Search the material below for the string "Giyim" and extract each line that has it.

[Records contained in a dataset]

§

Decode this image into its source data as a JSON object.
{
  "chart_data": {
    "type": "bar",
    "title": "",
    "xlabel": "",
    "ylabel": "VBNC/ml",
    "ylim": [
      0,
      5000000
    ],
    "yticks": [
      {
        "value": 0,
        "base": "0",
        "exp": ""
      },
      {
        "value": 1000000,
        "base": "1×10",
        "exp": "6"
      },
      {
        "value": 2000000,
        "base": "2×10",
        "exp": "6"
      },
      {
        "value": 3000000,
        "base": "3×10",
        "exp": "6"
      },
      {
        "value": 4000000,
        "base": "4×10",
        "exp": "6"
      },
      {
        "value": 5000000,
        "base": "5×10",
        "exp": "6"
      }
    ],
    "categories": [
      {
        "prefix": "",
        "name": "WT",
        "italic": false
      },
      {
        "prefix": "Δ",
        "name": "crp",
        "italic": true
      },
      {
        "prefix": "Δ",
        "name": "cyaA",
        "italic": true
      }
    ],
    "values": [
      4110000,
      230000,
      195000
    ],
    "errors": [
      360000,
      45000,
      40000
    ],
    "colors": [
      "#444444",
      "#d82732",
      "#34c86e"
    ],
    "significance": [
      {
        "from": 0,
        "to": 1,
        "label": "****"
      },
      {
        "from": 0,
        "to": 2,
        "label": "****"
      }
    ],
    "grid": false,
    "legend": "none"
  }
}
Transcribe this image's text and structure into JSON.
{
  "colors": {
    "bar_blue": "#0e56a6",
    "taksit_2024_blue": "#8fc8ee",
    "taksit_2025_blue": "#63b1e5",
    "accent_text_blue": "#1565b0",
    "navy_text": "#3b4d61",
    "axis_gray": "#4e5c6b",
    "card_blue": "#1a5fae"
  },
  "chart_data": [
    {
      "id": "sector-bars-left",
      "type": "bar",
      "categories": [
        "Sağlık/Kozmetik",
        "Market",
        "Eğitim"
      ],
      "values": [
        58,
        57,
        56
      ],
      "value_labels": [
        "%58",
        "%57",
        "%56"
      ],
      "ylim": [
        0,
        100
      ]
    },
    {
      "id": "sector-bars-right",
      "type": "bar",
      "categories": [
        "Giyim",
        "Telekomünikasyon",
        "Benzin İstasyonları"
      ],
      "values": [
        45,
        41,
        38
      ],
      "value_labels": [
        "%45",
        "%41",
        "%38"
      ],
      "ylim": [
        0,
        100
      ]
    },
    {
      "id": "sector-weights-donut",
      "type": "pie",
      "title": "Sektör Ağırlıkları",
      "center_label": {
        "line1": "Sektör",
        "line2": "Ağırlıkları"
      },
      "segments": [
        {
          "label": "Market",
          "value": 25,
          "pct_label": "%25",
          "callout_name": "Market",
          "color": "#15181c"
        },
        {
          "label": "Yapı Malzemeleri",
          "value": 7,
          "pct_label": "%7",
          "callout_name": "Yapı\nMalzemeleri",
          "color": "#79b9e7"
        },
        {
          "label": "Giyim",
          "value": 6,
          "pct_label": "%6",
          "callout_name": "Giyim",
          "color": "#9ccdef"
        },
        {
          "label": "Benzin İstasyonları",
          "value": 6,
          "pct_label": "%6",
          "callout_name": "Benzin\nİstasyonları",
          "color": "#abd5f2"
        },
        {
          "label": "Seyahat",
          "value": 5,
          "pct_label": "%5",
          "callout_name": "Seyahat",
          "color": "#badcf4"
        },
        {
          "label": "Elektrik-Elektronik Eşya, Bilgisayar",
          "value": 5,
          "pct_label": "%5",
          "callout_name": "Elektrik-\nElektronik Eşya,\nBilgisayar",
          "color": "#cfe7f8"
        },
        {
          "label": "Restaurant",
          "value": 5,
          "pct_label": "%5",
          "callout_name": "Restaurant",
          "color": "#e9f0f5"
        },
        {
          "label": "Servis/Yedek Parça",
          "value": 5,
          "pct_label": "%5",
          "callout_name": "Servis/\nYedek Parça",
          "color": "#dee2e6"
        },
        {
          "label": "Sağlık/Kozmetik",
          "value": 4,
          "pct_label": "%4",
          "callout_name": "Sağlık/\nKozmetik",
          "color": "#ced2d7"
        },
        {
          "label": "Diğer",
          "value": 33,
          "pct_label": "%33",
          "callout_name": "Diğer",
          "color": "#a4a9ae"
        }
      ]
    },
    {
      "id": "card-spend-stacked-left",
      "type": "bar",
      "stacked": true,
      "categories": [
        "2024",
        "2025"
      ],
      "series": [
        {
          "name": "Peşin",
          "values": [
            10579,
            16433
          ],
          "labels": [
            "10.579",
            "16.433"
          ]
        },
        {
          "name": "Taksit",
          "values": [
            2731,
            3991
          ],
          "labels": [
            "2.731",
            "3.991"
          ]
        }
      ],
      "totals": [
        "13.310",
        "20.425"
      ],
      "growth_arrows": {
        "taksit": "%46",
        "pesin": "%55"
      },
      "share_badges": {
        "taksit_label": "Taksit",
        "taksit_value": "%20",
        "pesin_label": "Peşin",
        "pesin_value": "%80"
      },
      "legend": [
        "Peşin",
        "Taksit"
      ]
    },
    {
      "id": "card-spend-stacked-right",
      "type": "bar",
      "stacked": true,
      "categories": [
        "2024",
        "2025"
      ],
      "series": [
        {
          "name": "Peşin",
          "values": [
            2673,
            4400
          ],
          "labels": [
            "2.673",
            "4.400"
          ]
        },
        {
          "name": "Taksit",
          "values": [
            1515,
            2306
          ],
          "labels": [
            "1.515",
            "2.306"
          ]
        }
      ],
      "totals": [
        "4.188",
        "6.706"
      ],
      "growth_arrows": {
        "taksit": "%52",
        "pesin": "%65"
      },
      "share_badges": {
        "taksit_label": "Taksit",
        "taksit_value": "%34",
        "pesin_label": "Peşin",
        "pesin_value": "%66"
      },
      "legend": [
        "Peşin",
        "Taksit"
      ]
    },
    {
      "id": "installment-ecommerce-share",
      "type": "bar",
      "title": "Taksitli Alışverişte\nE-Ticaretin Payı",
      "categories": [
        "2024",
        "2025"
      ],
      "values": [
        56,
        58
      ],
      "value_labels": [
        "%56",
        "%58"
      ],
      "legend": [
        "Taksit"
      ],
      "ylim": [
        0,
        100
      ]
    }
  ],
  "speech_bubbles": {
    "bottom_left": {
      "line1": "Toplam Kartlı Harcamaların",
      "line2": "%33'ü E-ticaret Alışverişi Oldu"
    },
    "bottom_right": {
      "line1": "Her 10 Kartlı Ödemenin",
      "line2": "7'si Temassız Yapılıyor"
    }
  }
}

§

● SOLVED PROBLEM:
        "Giyim",
          "label": "Giyim",
          "callout_name": "Giyim",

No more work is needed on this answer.